* _EXERCISE DIRECTIONS_
Locate the word "ordenadas" in the entries below, then gather every line that holds it.

[Stored records]

——————

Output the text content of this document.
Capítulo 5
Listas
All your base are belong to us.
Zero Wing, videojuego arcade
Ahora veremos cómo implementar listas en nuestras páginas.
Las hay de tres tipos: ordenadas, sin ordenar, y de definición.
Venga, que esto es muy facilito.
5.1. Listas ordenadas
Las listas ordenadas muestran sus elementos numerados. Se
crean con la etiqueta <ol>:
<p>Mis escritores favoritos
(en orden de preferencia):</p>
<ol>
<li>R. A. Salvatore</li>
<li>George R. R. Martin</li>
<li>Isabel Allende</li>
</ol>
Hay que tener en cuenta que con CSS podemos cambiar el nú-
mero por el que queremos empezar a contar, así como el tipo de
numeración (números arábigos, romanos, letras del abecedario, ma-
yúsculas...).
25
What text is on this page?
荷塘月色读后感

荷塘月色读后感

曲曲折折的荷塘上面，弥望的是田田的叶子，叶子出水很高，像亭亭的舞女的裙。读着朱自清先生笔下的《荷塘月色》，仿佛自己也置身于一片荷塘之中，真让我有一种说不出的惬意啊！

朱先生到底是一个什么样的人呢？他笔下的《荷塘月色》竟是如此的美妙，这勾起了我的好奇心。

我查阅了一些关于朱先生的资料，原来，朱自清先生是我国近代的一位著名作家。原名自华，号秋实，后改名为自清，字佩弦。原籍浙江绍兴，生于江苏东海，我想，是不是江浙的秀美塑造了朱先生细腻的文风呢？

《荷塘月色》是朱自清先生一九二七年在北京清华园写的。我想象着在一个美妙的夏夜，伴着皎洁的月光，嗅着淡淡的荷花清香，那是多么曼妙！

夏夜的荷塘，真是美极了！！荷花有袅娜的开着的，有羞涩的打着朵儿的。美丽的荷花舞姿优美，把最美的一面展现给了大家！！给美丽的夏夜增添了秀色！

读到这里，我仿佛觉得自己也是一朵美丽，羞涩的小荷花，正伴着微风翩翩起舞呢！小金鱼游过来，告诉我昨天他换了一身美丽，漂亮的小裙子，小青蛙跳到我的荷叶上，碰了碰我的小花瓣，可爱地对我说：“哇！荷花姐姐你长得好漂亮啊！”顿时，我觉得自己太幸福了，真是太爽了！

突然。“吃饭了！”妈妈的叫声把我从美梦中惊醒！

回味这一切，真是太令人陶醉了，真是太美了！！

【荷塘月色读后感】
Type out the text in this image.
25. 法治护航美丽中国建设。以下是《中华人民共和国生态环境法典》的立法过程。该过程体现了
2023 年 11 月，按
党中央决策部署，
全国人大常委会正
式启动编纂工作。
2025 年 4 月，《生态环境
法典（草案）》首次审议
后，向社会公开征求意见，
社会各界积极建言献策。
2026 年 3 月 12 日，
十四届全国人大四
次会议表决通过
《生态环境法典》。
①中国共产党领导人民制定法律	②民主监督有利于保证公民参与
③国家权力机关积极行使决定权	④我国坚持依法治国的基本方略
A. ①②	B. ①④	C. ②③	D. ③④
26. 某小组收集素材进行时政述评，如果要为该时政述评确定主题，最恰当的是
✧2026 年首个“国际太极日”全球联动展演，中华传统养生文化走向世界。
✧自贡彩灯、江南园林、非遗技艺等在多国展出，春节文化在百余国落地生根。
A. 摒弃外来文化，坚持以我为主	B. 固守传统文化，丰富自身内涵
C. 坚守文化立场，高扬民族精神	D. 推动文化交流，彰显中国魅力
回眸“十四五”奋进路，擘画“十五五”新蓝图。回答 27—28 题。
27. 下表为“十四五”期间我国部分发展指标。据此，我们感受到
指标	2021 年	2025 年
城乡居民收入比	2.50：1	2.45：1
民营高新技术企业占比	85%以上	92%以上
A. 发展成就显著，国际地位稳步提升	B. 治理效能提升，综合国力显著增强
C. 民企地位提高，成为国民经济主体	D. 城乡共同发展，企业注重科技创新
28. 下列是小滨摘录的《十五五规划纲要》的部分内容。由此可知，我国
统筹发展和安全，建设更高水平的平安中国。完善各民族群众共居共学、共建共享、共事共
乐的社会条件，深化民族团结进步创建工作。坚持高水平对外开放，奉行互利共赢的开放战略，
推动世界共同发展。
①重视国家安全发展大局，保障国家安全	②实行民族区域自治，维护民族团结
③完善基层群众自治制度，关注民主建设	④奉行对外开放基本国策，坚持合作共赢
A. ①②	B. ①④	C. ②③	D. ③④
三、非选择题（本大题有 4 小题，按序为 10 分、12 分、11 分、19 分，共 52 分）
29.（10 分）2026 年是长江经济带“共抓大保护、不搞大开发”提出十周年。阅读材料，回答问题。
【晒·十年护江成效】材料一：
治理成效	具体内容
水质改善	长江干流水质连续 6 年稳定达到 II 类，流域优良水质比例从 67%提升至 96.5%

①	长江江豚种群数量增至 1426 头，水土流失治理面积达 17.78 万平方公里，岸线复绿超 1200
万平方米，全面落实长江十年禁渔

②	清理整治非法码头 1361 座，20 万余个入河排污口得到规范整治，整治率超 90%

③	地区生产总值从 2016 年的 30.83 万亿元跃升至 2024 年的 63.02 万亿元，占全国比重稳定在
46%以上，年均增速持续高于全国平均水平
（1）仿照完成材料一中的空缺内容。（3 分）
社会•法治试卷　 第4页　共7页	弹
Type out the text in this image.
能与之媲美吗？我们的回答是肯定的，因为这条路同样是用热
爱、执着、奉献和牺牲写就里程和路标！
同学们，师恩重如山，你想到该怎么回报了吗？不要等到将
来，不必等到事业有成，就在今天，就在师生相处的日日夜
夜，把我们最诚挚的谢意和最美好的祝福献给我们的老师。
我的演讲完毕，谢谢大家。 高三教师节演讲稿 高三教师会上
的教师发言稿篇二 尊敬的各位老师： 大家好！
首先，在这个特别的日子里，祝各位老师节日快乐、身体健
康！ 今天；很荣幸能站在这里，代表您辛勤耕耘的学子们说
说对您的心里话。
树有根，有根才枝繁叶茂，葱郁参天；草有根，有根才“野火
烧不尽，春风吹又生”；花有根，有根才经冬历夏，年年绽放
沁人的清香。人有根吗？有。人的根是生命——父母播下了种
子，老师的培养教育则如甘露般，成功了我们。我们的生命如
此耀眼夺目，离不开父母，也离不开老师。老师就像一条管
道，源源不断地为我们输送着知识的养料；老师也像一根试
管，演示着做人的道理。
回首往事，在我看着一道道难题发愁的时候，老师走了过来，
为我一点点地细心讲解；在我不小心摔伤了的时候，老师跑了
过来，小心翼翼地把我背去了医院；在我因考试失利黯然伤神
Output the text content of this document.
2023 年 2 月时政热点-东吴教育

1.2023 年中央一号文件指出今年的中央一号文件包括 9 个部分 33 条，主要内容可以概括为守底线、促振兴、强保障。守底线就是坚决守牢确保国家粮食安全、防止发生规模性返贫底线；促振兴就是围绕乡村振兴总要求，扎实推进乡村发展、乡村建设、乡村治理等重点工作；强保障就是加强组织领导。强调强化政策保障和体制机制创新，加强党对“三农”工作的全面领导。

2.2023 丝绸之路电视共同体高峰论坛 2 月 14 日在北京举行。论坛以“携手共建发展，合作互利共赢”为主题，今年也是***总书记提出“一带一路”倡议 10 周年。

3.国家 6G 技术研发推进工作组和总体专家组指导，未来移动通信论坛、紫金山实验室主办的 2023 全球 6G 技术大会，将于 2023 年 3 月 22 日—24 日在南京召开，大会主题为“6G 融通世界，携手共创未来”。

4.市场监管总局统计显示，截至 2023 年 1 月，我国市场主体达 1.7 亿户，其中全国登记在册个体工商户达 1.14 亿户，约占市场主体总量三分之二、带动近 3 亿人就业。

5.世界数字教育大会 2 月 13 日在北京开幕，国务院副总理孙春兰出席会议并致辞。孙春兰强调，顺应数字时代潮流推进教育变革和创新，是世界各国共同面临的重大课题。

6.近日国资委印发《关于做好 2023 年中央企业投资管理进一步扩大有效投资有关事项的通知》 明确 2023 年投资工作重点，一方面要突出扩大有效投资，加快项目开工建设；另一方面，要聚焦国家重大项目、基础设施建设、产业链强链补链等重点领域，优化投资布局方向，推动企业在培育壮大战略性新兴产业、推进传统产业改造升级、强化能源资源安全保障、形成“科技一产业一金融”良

——————

* _SOLUTION BELOW_
Las hay de tres tipos: ordenadas, sin ordenar, y de definición.
5.1. Listas ordenadas
Las listas ordenadas muestran sus elementos numerados. Se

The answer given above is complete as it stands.